Given exercise 1: List every person named in the paragraph of the Swamp Thing post that begins "First, when the movie version of Watchmen comes out."

Document:
Monday, August 25, 2008

An ode to the Swamp Thing

I've been re-reading my collection of old Swamp Thing comics the last couple of weeks. I have pretty much all of Swampy's appearances up through the founding of Vertigo (a founding built as much on Alan Moore's run on the book as anything, even though Moore had long since left when it happened). Here are a couple of thoughts on the matter.

First, when the movie version of Watchmen comes out next year, I hope the filmmakers have the wit to invite Wes Craven to the premiere. Without Craven, their film probably would not exist because the Swamp Thing run by Alan Moore would not exist. The version of the book on which Moore cut his teeth at DC was originally launched to tie in to Craven's Swamp Thing movie. The second issue of this run even had letters of encouragement from Craven himself and actor Dick Durock, who played the character on screen. It used a still from the movie on the cover:



Second, I think two periods of the book's first and second runs have been unfairly overshadowed by the bookends of the Len Wein/Berni Wrightson era and the Alan Moore/Stephen Bissette/John Totleben era. There isn't anything wrong with Nestor Redondo's art on the post-Wrightson issues, except, of course, that he's not Wrightson. And the Marty Pasko issues that precede Alan Moore's run on the book are pretty good. What isn't discussed much about the Alan Moore run is that great whacks of it are built upon and reference Pasko's stories, from the corporate bad guys who have it in for the Swamp Thing to a couple of the stand-alone adventures. Moore's interpretation of the supporting cast of the original series--Matt Cable and Abigail Arcane--derives directly from their depiction by Pasko rather than the one found in the series original run. There's at least one of Marty Pasko's issues, the Twilight Zone-y 16th issue, that's easily as good as any of the Alan Moore issues. Hell, it's better than some of them.

Third, I think Alan Moore lucked into an astonishingly good situation with the art team he inherited. I had been buying the book from the outset, though by the time the book was in the mid-teens, I was wavering. I skipped an issue or two of the later Tom Yeats issues (I filled them in after the fact), but when Bissette and Totleben came on the book, I was hooked. I had been a huge fan of the work they had done in Marvel's black and white magazines, particularly "The Blood Bequest," a waaaaay over the top Dracula story, and "A Frog is a Frog," which is one of my favorite horror stories in any medium from the 1980s. Bissette had been contributing layouts for Swamp Thing during Tom Yeats's run on the book, and invariably, they were Yeats's best pages. When he and Totleben took over the book full-time, there was a noticeable jump in quality .

Given exercise 2: Please copy, word for word, the lines of the entries starting at the line that contains "content-library-icon <box>23 202 47 226</box>" and ending at the line that contains "magic-wand-button[interactable] <box>178 12", with both of those lines included.

Information provided:
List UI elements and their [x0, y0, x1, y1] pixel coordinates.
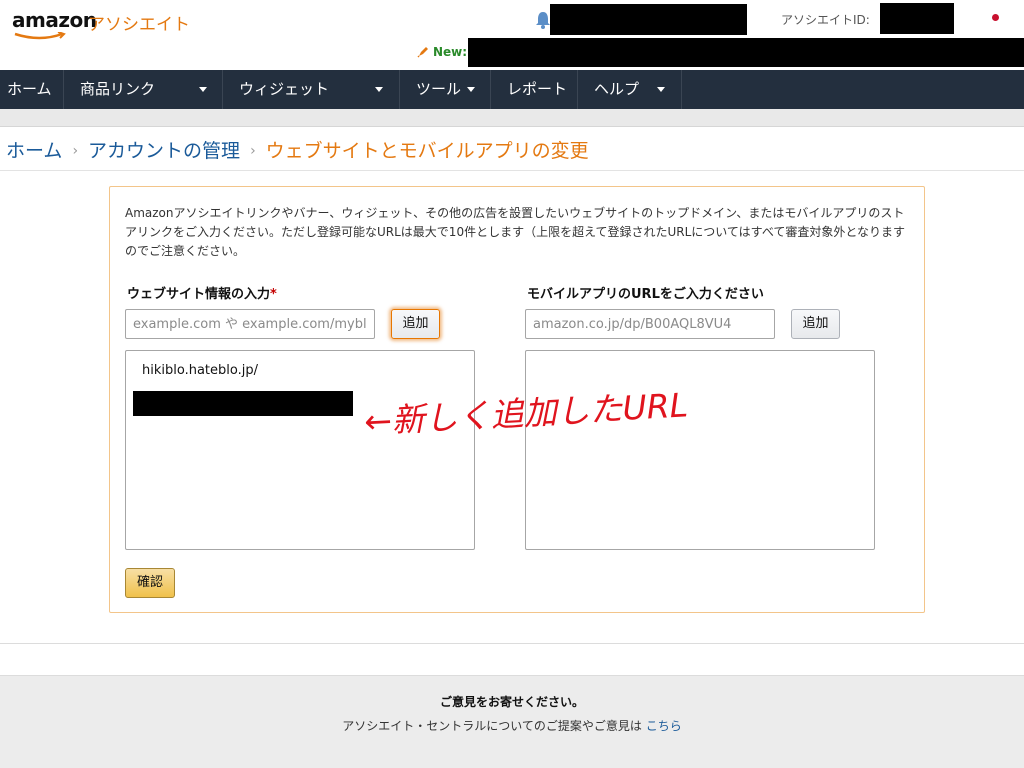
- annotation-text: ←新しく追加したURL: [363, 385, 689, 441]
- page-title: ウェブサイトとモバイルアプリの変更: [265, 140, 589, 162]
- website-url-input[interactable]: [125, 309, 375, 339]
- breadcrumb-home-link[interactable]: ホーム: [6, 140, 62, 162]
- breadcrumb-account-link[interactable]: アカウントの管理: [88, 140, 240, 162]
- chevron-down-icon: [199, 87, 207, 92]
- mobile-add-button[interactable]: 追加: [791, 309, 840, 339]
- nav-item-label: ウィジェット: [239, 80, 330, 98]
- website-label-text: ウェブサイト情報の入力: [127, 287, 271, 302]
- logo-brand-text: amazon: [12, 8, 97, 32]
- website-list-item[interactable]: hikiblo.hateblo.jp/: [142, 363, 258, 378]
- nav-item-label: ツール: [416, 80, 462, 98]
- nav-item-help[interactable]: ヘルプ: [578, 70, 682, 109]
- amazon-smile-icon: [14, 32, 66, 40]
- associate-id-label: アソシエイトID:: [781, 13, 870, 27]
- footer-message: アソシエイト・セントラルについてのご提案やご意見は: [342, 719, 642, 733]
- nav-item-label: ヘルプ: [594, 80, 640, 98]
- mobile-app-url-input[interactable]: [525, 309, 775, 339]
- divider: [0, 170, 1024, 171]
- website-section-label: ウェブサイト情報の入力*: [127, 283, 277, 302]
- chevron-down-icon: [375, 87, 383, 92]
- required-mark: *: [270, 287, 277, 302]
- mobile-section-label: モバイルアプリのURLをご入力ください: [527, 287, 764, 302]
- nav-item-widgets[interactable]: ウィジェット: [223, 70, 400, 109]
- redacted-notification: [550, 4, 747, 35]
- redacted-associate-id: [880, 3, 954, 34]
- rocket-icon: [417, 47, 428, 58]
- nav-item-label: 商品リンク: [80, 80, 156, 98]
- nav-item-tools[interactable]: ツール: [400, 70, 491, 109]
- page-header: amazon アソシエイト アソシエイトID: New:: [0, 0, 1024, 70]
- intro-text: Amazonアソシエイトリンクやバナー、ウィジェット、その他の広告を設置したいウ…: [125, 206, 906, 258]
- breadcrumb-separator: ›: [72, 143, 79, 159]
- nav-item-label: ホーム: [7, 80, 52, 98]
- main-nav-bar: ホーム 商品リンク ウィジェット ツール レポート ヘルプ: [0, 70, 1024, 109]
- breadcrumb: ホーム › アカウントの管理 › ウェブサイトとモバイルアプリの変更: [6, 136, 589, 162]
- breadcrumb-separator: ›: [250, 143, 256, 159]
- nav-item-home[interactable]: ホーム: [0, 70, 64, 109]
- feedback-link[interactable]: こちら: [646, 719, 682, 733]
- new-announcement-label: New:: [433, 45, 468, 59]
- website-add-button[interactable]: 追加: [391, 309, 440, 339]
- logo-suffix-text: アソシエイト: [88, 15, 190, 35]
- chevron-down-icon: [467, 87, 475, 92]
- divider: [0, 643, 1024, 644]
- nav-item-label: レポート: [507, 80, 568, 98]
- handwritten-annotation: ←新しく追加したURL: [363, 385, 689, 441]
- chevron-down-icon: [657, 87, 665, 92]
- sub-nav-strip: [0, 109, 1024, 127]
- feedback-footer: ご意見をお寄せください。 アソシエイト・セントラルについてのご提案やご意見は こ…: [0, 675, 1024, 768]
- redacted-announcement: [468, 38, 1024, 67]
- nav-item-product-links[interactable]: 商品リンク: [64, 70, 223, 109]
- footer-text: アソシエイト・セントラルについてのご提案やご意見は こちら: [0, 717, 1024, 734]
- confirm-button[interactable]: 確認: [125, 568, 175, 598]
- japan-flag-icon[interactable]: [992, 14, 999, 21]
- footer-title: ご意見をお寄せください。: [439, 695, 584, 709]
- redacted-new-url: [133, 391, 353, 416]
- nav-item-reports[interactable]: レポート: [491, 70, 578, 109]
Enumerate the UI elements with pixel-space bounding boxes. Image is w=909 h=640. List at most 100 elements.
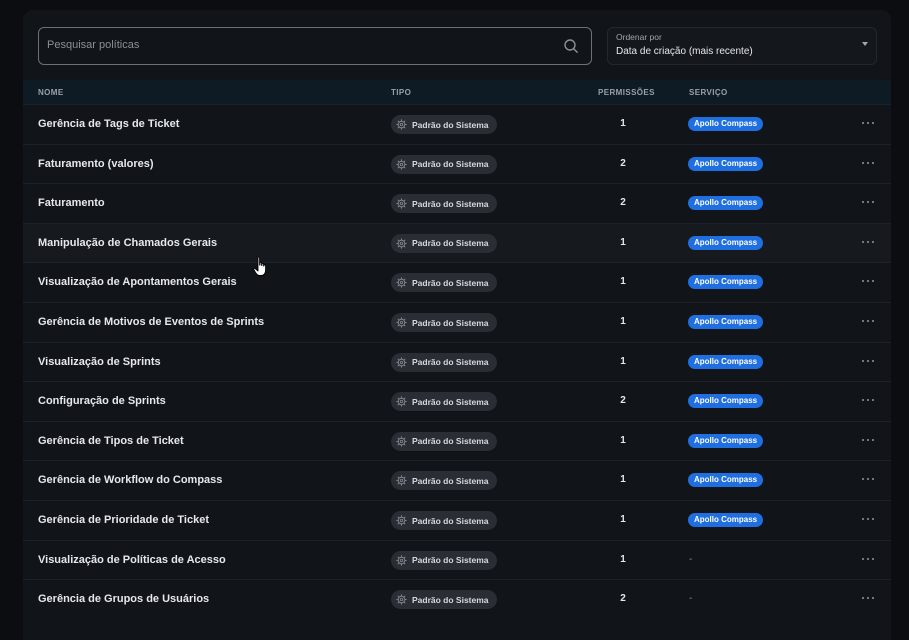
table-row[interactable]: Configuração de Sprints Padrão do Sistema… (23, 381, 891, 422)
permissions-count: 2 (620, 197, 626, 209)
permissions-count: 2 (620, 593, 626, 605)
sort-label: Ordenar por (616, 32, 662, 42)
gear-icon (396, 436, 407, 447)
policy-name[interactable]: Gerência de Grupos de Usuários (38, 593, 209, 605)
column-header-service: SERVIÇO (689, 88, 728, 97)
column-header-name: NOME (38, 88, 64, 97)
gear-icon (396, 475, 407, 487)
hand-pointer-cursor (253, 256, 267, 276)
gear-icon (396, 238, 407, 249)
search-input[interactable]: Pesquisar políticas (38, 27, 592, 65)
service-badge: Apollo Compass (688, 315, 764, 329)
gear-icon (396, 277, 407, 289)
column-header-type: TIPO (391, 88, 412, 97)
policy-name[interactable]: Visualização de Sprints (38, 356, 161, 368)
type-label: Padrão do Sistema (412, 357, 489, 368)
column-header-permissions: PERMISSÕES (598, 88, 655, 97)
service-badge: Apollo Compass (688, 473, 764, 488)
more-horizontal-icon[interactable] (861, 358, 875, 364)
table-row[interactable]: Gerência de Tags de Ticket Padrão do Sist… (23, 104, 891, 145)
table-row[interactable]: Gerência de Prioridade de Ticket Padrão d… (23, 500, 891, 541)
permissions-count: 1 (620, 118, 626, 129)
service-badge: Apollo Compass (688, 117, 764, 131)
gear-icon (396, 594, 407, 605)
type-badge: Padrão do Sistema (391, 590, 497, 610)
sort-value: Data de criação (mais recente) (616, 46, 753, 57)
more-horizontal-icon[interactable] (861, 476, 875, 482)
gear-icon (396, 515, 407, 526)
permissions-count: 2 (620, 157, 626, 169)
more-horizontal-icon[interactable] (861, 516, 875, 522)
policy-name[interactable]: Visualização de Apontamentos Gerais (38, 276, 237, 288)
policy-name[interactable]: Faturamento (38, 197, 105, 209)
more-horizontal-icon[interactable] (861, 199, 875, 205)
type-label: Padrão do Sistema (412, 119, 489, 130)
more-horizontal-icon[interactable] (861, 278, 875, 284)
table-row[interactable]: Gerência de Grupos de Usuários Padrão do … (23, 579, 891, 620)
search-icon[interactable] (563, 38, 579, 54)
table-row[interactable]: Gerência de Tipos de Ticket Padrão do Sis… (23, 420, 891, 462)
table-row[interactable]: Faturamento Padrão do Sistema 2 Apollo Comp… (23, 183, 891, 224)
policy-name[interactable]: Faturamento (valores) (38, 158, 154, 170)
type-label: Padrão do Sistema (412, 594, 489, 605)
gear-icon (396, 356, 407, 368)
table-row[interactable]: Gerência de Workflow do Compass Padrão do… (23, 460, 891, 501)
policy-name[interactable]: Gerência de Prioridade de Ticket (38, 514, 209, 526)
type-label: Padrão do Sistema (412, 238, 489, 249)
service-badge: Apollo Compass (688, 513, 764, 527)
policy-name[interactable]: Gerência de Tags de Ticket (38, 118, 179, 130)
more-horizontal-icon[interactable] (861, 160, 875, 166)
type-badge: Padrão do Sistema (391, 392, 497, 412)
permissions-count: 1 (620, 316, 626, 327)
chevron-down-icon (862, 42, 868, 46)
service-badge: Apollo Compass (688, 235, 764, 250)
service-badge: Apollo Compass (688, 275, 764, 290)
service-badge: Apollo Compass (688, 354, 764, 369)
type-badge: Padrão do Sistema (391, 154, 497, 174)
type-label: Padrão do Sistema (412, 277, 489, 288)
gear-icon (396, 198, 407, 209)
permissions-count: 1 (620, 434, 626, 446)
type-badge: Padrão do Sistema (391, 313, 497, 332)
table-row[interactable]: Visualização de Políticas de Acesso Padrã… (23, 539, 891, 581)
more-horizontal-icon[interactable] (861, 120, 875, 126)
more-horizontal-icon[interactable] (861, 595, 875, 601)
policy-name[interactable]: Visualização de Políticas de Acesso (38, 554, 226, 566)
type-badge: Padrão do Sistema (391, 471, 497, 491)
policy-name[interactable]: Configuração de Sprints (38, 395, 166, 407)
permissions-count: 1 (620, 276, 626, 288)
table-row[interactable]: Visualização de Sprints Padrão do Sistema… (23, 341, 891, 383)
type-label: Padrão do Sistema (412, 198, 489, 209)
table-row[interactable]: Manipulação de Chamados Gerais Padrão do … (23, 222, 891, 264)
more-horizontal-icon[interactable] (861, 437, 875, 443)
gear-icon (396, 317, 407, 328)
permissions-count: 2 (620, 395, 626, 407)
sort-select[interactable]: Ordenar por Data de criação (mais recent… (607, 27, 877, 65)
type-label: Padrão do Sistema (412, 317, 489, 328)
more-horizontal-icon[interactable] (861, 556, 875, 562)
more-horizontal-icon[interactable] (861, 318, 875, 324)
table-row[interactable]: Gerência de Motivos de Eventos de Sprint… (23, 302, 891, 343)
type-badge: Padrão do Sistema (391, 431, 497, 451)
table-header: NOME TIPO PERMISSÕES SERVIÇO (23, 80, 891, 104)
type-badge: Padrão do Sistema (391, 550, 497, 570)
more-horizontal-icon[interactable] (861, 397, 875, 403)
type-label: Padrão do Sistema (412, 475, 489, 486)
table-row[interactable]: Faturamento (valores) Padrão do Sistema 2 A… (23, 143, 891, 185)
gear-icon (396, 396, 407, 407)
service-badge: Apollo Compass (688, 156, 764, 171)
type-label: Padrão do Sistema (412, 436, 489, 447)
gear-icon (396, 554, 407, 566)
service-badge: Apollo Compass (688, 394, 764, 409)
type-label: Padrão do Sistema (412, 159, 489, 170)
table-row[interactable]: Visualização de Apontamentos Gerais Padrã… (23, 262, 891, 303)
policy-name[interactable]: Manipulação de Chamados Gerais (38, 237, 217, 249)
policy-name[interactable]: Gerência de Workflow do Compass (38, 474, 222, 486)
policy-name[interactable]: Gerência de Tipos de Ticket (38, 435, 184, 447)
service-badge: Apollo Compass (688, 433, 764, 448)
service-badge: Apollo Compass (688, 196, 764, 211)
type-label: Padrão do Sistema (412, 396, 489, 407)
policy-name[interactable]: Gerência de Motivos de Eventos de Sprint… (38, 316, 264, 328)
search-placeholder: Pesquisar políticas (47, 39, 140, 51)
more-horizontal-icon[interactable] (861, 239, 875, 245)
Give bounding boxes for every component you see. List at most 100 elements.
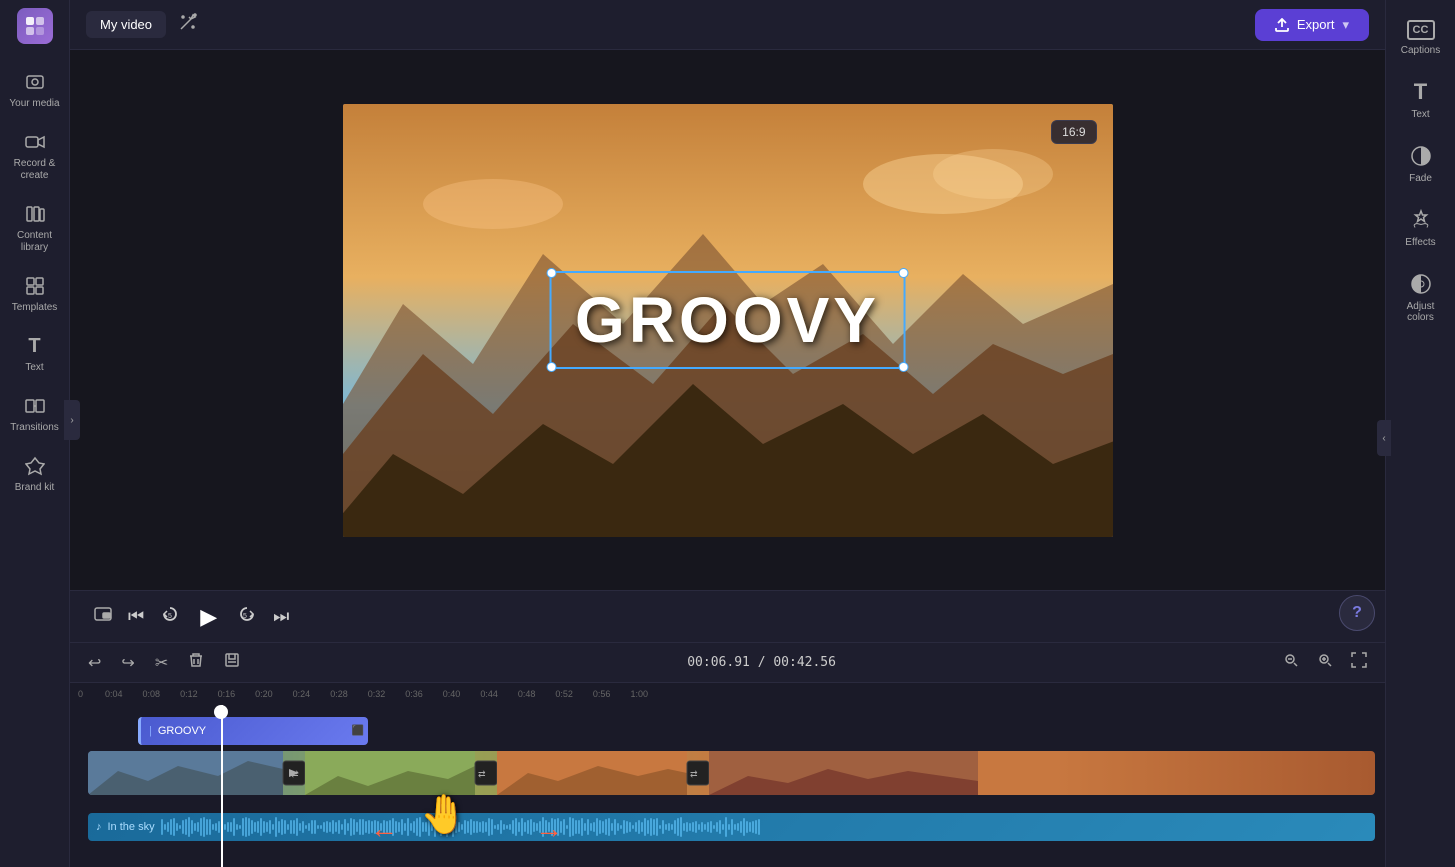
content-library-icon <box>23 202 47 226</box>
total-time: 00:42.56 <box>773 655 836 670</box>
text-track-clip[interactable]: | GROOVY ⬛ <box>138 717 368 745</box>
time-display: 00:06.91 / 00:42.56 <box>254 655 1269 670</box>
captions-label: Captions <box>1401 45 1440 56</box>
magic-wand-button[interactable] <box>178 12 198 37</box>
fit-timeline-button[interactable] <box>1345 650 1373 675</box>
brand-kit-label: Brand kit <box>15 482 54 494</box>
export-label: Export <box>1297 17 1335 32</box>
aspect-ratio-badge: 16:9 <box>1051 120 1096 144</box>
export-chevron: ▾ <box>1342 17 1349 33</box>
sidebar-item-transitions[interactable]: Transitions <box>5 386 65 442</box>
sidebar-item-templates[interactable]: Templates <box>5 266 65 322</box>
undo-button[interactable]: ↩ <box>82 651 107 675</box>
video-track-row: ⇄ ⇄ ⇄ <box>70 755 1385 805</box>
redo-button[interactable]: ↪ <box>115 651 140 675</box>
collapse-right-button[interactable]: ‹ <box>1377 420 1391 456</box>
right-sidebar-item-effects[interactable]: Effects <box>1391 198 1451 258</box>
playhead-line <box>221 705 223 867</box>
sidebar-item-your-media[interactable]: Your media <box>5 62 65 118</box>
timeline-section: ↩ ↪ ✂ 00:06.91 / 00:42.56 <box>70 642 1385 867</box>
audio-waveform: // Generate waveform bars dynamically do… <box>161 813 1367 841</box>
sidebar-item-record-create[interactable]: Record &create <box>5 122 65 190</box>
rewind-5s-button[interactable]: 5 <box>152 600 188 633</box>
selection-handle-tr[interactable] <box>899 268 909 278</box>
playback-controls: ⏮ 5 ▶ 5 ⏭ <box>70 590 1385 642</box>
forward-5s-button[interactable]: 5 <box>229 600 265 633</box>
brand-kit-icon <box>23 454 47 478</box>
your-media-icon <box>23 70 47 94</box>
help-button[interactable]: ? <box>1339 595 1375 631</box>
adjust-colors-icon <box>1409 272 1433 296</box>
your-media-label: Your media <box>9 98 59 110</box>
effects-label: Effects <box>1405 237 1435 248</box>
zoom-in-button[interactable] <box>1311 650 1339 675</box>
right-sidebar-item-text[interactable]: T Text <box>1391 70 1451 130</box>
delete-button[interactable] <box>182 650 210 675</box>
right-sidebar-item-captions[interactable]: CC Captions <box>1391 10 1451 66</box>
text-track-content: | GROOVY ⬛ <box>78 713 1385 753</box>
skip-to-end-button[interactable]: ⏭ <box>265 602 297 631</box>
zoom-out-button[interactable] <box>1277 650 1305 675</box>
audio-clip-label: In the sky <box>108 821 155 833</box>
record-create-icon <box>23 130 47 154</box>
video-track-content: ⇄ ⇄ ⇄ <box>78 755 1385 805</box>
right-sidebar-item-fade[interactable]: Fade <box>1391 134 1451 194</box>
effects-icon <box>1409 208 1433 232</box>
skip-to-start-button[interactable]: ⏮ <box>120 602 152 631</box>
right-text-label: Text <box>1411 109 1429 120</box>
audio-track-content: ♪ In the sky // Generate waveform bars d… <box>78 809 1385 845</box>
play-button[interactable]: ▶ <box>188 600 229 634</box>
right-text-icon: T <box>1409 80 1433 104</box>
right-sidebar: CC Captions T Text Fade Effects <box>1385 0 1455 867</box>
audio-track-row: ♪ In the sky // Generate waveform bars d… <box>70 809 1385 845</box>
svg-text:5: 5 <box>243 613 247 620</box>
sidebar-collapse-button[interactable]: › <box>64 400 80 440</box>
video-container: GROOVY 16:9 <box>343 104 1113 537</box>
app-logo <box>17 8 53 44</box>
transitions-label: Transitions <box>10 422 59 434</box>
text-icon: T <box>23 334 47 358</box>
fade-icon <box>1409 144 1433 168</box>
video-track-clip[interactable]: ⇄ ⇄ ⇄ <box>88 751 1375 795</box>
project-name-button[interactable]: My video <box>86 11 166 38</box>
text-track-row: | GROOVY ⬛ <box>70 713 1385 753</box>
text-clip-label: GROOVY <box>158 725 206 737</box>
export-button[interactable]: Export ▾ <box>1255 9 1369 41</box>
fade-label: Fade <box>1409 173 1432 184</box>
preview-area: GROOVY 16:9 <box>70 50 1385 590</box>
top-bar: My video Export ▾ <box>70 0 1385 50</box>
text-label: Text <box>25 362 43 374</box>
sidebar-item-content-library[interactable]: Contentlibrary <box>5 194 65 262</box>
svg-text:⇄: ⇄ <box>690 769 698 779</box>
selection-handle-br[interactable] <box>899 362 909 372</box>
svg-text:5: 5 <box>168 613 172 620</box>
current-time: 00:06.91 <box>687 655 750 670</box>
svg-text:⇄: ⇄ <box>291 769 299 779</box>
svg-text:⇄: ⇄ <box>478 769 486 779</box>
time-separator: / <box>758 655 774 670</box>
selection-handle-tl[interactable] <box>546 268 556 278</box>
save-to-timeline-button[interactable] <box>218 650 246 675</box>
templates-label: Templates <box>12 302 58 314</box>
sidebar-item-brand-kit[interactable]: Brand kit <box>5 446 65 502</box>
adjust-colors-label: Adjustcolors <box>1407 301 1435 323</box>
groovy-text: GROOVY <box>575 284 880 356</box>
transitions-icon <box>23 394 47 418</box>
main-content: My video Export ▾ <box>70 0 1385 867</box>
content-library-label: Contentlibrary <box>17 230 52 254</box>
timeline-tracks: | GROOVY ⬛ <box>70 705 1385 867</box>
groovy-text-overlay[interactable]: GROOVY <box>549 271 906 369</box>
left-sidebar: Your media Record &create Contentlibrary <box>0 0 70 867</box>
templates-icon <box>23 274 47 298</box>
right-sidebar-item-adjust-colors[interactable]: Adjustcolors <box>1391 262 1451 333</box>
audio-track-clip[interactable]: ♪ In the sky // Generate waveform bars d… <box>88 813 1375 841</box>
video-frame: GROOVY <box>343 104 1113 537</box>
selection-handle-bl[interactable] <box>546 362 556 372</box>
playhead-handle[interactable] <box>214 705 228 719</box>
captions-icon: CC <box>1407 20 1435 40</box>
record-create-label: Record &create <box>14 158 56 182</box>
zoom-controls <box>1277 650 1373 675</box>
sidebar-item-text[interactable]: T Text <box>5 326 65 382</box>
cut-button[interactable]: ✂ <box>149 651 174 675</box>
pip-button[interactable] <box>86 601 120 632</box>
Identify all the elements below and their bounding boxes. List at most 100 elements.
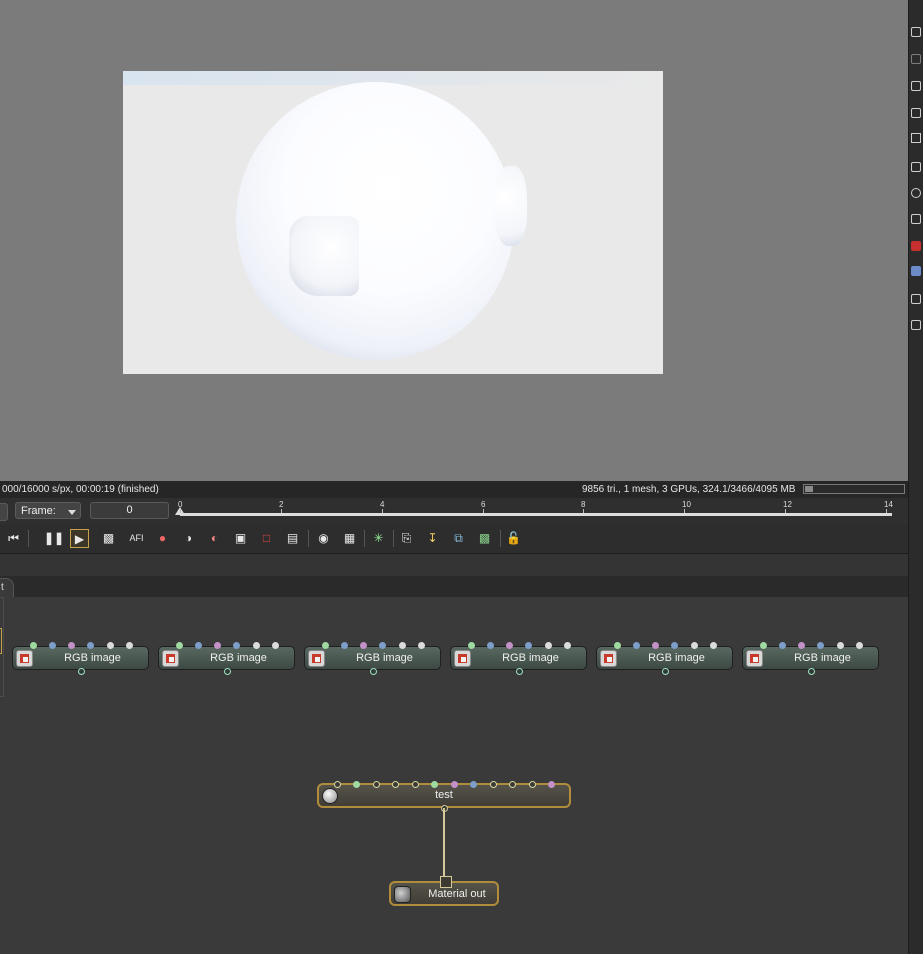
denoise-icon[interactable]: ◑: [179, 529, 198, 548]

Exercise solution 1: Wes Craven, Alan Moore, Dick Durock

Exercise solution 2:
content-library-icon <box>23 202 47 226</box>
total-time: 00:42.56 <box>773 655 836 670</box>
text-track-clip[interactable]: | GROOVY ⬛ <box>138 717 368 745</box>
time-display: 00:06.91 / 00:42.56 <box>254 655 1269 670</box>
captions-label: Captions <box>1401 45 1440 56</box>
magic-wand-button[interactable] <box>178 12 198 37</box>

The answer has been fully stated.